AIM OF THE TASK: Repeat every entry word for word, skipping the pictures.

ENTRIES:
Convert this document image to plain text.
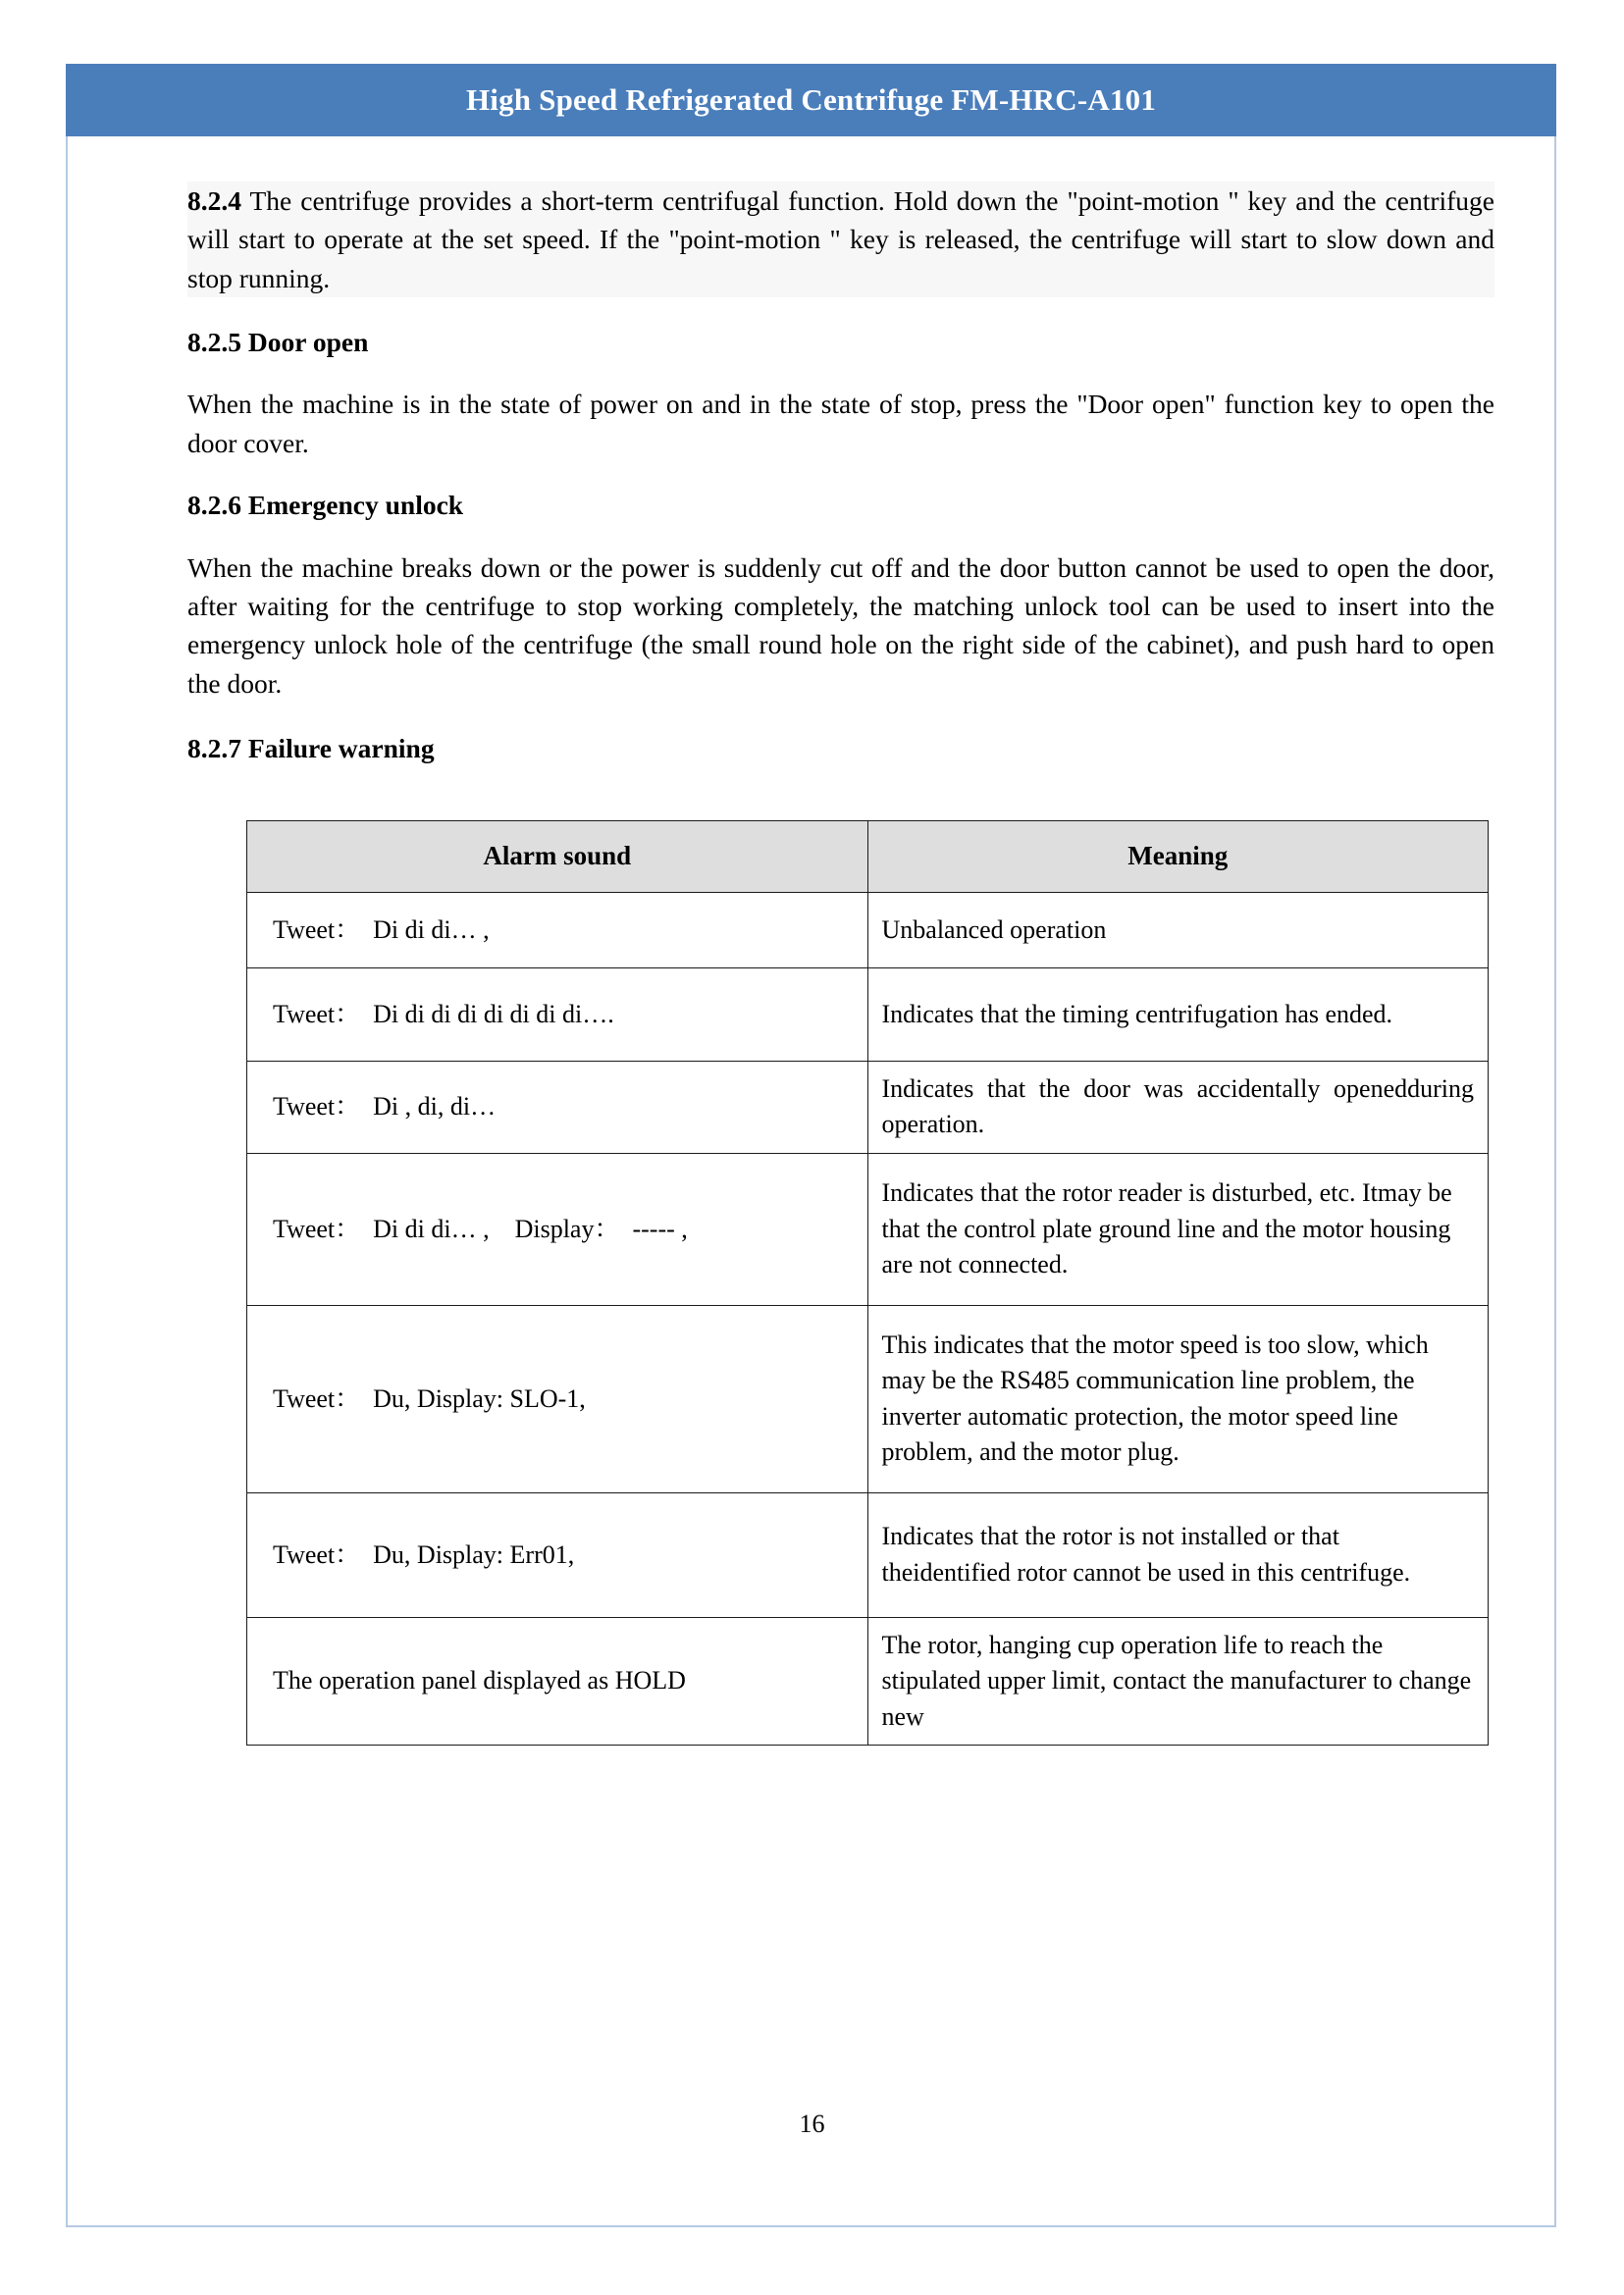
High Speed Refrigerated Centrifuge FM-HRC-A101

8.2.4 The centrifuge provides a short-term centrifugal function. Hold down the "point-motion " key and the centrifuge will start to operate at the set speed. If the "point-motion " key is released, the centrifuge will start to slow down and stop running.

8.2.5 Door open

When the machine is in the state of power on and in the state of stop, press the "Door open" function key to open the door cover.

8.2.6 Emergency unlock

When the machine breaks down or the power is suddenly cut off and the door button cannot be used to open the door, after waiting for the centrifuge to stop working completely, the matching unlock tool can be used to insert into the emergency unlock hole of the centrifuge (the small round hole on the right side of the cabinet), and push hard to open the door.

8.2.7 Failure warning
Alarm sound	Meaning
Tweet：　Di di di… ,	Unbalanced operation
Tweet：　Di di di di di di di di….	Indicates that the timing centrifugation has ended.
Tweet：　Di , di, di…	Indicates that the door was accidentally openedduring operation.
Tweet：　Di di di… ,　Display：　----- ,	Indicates that the rotor reader is disturbed, etc. Itmay be that the control plate ground line and the motor housing are not connected.
Tweet：　Du, Display: SLO-1,	This indicates that the motor speed is too slow, which may be the RS485 communication line problem, the inverter automatic protection, the motor speed line problem, and the motor plug.
Tweet：　Du, Display: Err01,	Indicates that the rotor is not installed or that theidentified rotor cannot be used in this centrifuge.
The operation panel displayed as HOLD	The rotor, hanging cup operation life to reach the stipulated upper limit, contact the manufacturer to change new
16
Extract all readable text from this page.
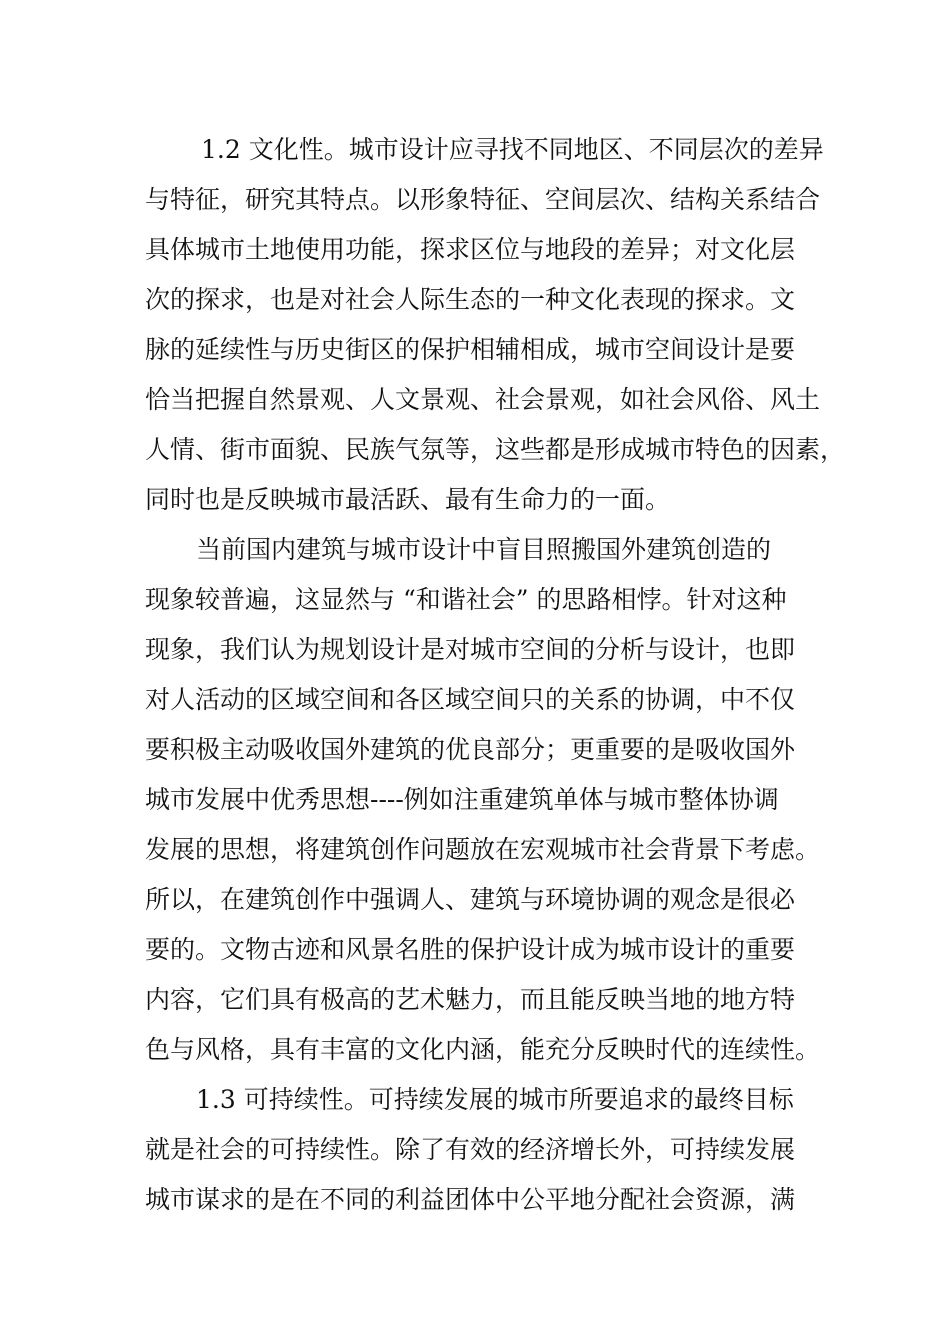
1.2 文化性。城市设计应寻找不同地区、不同层次的差异
与特征，研究其特点。以形象特征、空间层次、结构关系结合
具体城市土地使用功能，探求区位与地段的差异；对文化层
次的探求，也是对社会人际生态的一种文化表现的探求。文
脉的延续性与历史街区的保护相辅相成，城市空间设计是要
恰当把握自然景观、人文景观、社会景观，如社会风俗、风土
人情、街市面貌、民族气氛等，这些都是形成城市特色的因素，
同时也是反映城市最活跃、最有生命力的一面。
当前国内建筑与城市设计中盲目照搬国外建筑创造的
现象较普遍，这显然与 “和谐社会” 的思路相悖。针对这种
现象，我们认为规划设计是对城市空间的分析与设计，也即
对人活动的区域空间和各区域空间只的关系的协调，中不仅
要积极主动吸收国外建筑的优良部分；更重要的是吸收国外
城市发展中优秀思想----例如注重建筑单体与城市整体协调
发展的思想，将建筑创作问题放在宏观城市社会背景下考虑。
所以，在建筑创作中强调人、建筑与环境协调的观念是很必
要的。文物古迹和风景名胜的保护设计成为城市设计的重要
内容，它们具有极高的艺术魅力，而且能反映当地的地方特
色与风格，具有丰富的文化内涵，能充分反映时代的连续性。
1.3 可持续性。可持续发展的城市所要追求的最终目标
就是社会的可持续性。除了有效的经济增长外，可持续发展
城市谋求的是在不同的利益团体中公平地分配社会资源，满
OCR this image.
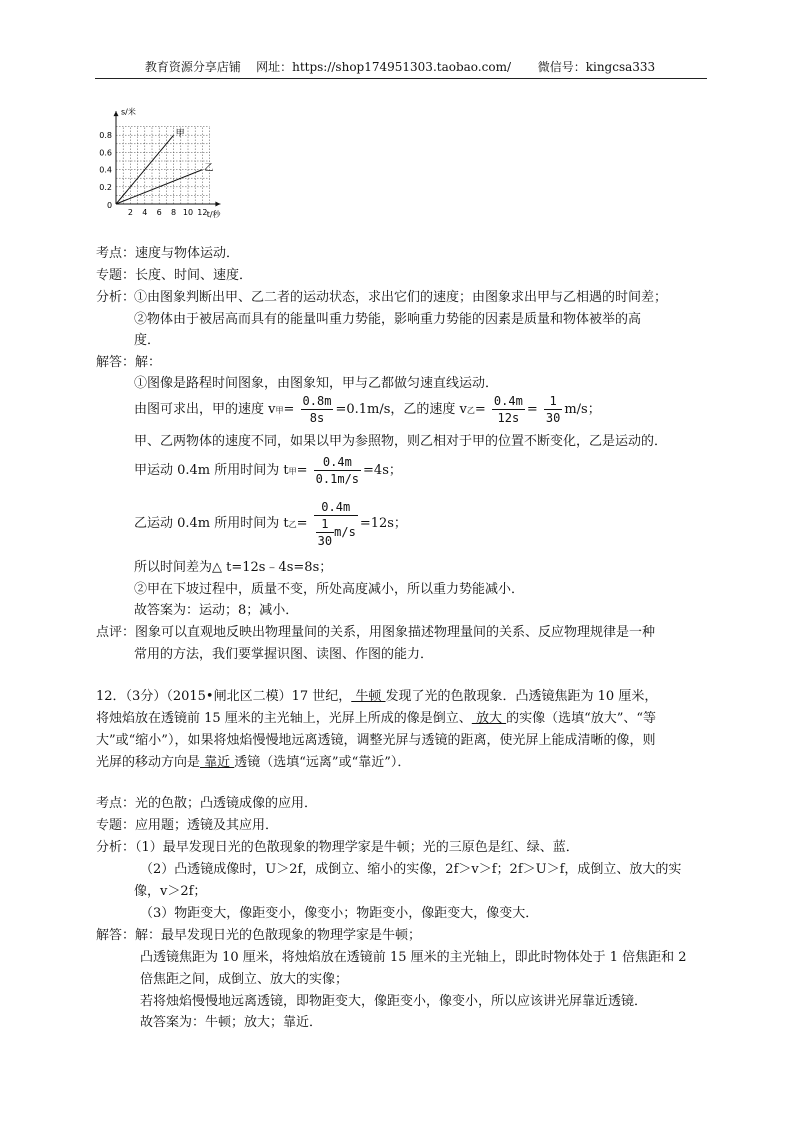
教育资源分享店铺 网址：https://shop174951303.taobao.com/ 微信号：kingcsa333
s/米
t/秒
0
2 4 6 8 10 12
0.8
0.6
0.4
0.2
甲
乙
考点：速度与物体运动．
专题：长度、时间、速度．
分析：
①由图象判断出甲、乙二者的运动状态，求出它们的速度；由图象求出甲与乙相遇的时间差；
②物体由于被居高而具有的能量叫重力势能，影响重力势能的因素是质量和物体被举的高
度．
解答：解：
①图像是路程时间图象，由图象知，甲与乙都做匀速直线运动．
由图可求出，甲的速度 v甲= $\frac{0.8m}{8s} =0.1m/s$，乙的速度 v乙= $\frac{0.4m}{12s} = \frac{1}{30} m/s$；
甲、乙两物体的速度不同，如果以甲为参照物，则乙相对于甲的位置不断变化，乙是运动的．
甲运动 0.4m 所用时间为 t甲= $\frac{0.4m}{0.1m/s} =4s$；
乙运动 0.4m 所用时间为 t乙= $\frac{0.4m}{\frac{1}{30} m/s} =12s$；
所以时间差为△ t=12s﹣4s=8s；
②甲在下坡过程中，质量不变，所处高度减小，所以重力势能减小．
故答案为：运动；8；减小．
点评：图象可以直观地反映出物理量间的关系，用图象描述物理量间的关系、反应物理规律是一种
常用的方法，我们要掌握识图、读图、作图的能力．
12．（3分）（2015•闸北区二模）17 世纪， 牛顿 发现了光的色散现象．凸透镜焦距为 10 厘米，
将烛焰放在透镜前 15 厘米的主光轴上，光屏上所成的像是倒立、 放大 的实像（选填“放大”、“等
大”或“缩小”），如果将烛焰慢慢地远离透镜，调整光屏与透镜的距离，使光屏上能成清晰的像，则
光屏的移动方向是 靠近 透镜（选填“远离”或“靠近”）．
考点：光的色散；凸透镜成像的应用．
专题：应用题；透镜及其应用．
分析：（1）最早发现日光的色散现象的物理学家是牛顿；光的三原色是红、绿、蓝．
（2）凸透镜成像时，U＞2f，成倒立、缩小的实像，2f＞v＞f；2f＞U＞f，成倒立、放大的实
像，v＞2f；
（3）物距变大，像距变小，像变小；物距变小，像距变大，像变大．
解答：解：最早发现日光的色散现象的物理学家是牛顿；
凸透镜焦距为 10 厘米，将烛焰放在透镜前 15 厘米的主光轴上，即此时物体处于 1 倍焦距和 2
倍焦距之间，成倒立、放大的实像；
若将烛焰慢慢地远离透镜，即物距变大，像距变小，像变小，所以应该讲光屏靠近透镜．
故答案为：牛顿；放大；靠近．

EXERCISE RESPONSE:
Convert this document image to plain text.
High Speed Refrigerated Centrifuge FM-HRC-A101

8.2.4 The centrifuge provides a short-term centrifugal function. Hold down the "point-motion " key and the centrifuge will start to operate at the set speed. If the "point-motion " key is released, the centrifuge will start to slow down and stop running.

8.2.5 Door open

When the machine is in the state of power on and in the state of stop, press the "Door open" function key to open the door cover.

8.2.6 Emergency unlock

When the machine breaks down or the power is suddenly cut off and the door button cannot be used to open the door, after waiting for the centrifuge to stop working completely, the matching unlock tool can be used to insert into the emergency unlock hole of the centrifuge (the small round hole on the right side of the cabinet), and push hard to open the door.

8.2.7 Failure warning
Alarm sound	Meaning
Tweet：　Di di di… ,	Unbalanced operation
Tweet：　Di di di di di di di di….	Indicates that the timing centrifugation has ended.
Tweet：　Di , di, di…	Indicates that the door was accidentally openedduring operation.
Tweet：　Di di di… ,　Display：　----- ,	Indicates that the rotor reader is disturbed, etc. Itmay be that the control plate ground line and the motor housing are not connected.
Tweet：　Du, Display: SLO-1,	This indicates that the motor speed is too slow, which may be the RS485 communication line problem, the inverter automatic protection, the motor speed line problem, and the motor plug.
Tweet：　Du, Display: Err01,	Indicates that the rotor is not installed or that theidentified rotor cannot be used in this centrifuge.
The operation panel displayed as HOLD	The rotor, hanging cup operation life to reach the stipulated upper limit, contact the manufacturer to change new
16
Extract all readable text from this page.
1.2 文化性。城市设计应寻找不同地区、不同层次的差异
与特征，研究其特点。以形象特征、空间层次、结构关系结合
具体城市土地使用功能，探求区位与地段的差异；对文化层
次的探求，也是对社会人际生态的一种文化表现的探求。文
脉的延续性与历史街区的保护相辅相成，城市空间设计是要
恰当把握自然景观、人文景观、社会景观，如社会风俗、风土
人情、街市面貌、民族气氛等，这些都是形成城市特色的因素，
同时也是反映城市最活跃、最有生命力的一面。
当前国内建筑与城市设计中盲目照搬国外建筑创造的
现象较普遍，这显然与 “和谐社会” 的思路相悖。针对这种
现象，我们认为规划设计是对城市空间的分析与设计，也即
对人活动的区域空间和各区域空间只的关系的协调，中不仅
要积极主动吸收国外建筑的优良部分；更重要的是吸收国外
城市发展中优秀思想----例如注重建筑单体与城市整体协调
发展的思想，将建筑创作问题放在宏观城市社会背景下考虑。
所以，在建筑创作中强调人、建筑与环境协调的观念是很必
要的。文物古迹和风景名胜的保护设计成为城市设计的重要
内容，它们具有极高的艺术魅力，而且能反映当地的地方特
色与风格，具有丰富的文化内涵，能充分反映时代的连续性。
1.3 可持续性。可持续发展的城市所要追求的最终目标
就是社会的可持续性。除了有效的经济增长外，可持续发展
城市谋求的是在不同的利益团体中公平地分配社会资源，满
OCR this image.
教育资源分享店铺 网址：https://shop174951303.taobao.com/ 微信号：kingcsa333
s/米
t/秒
0
2 4 6 8 10 12
0.8
0.6
0.4
0.2
甲
乙
考点：速度与物体运动．
专题：长度、时间、速度．
分析：
①由图象判断出甲、乙二者的运动状态，求出它们的速度；由图象求出甲与乙相遇的时间差；
②物体由于被居高而具有的能量叫重力势能，影响重力势能的因素是质量和物体被举的高
度．
解答：解：
①图像是路程时间图象，由图象知，甲与乙都做匀速直线运动．
由图可求出，甲的速度 v甲= $\frac{0.8m}{8s} =0.1m/s$，乙的速度 v乙= $\frac{0.4m}{12s} = \frac{1}{30} m/s$；
甲、乙两物体的速度不同，如果以甲为参照物，则乙相对于甲的位置不断变化，乙是运动的．
甲运动 0.4m 所用时间为 t甲= $\frac{0.4m}{0.1m/s} =4s$；
乙运动 0.4m 所用时间为 t乙= $\frac{0.4m}{\frac{1}{30} m/s} =12s$；
所以时间差为△ t=12s﹣4s=8s；
②甲在下坡过程中，质量不变，所处高度减小，所以重力势能减小．
故答案为：运动；8；减小．
点评：图象可以直观地反映出物理量间的关系，用图象描述物理量间的关系、反应物理规律是一种
常用的方法，我们要掌握识图、读图、作图的能力．
12．（3分）（2015•闸北区二模）17 世纪， 牛顿 发现了光的色散现象．凸透镜焦距为 10 厘米，
将烛焰放在透镜前 15 厘米的主光轴上，光屏上所成的像是倒立、 放大 的实像（选填“放大”、“等
大”或“缩小”），如果将烛焰慢慢地远离透镜，调整光屏与透镜的距离，使光屏上能成清晰的像，则
光屏的移动方向是 靠近 透镜（选填“远离”或“靠近”）．
考点：光的色散；凸透镜成像的应用．
专题：应用题；透镜及其应用．
分析：（1）最早发现日光的色散现象的物理学家是牛顿；光的三原色是红、绿、蓝．
（2）凸透镜成像时，U＞2f，成倒立、缩小的实像，2f＞v＞f；2f＞U＞f，成倒立、放大的实
像，v＞2f；
（3）物距变大，像距变小，像变小；物距变小，像距变大，像变大．
解答：解：最早发现日光的色散现象的物理学家是牛顿；
凸透镜焦距为 10 厘米，将烛焰放在透镜前 15 厘米的主光轴上，即此时物体处于 1 倍焦距和 2
倍焦距之间，成倒立、放大的实像；
若将烛焰慢慢地远离透镜，即物距变大，像距变小，像变小，所以应该讲光屏靠近透镜．
故答案为：牛顿；放大；靠近．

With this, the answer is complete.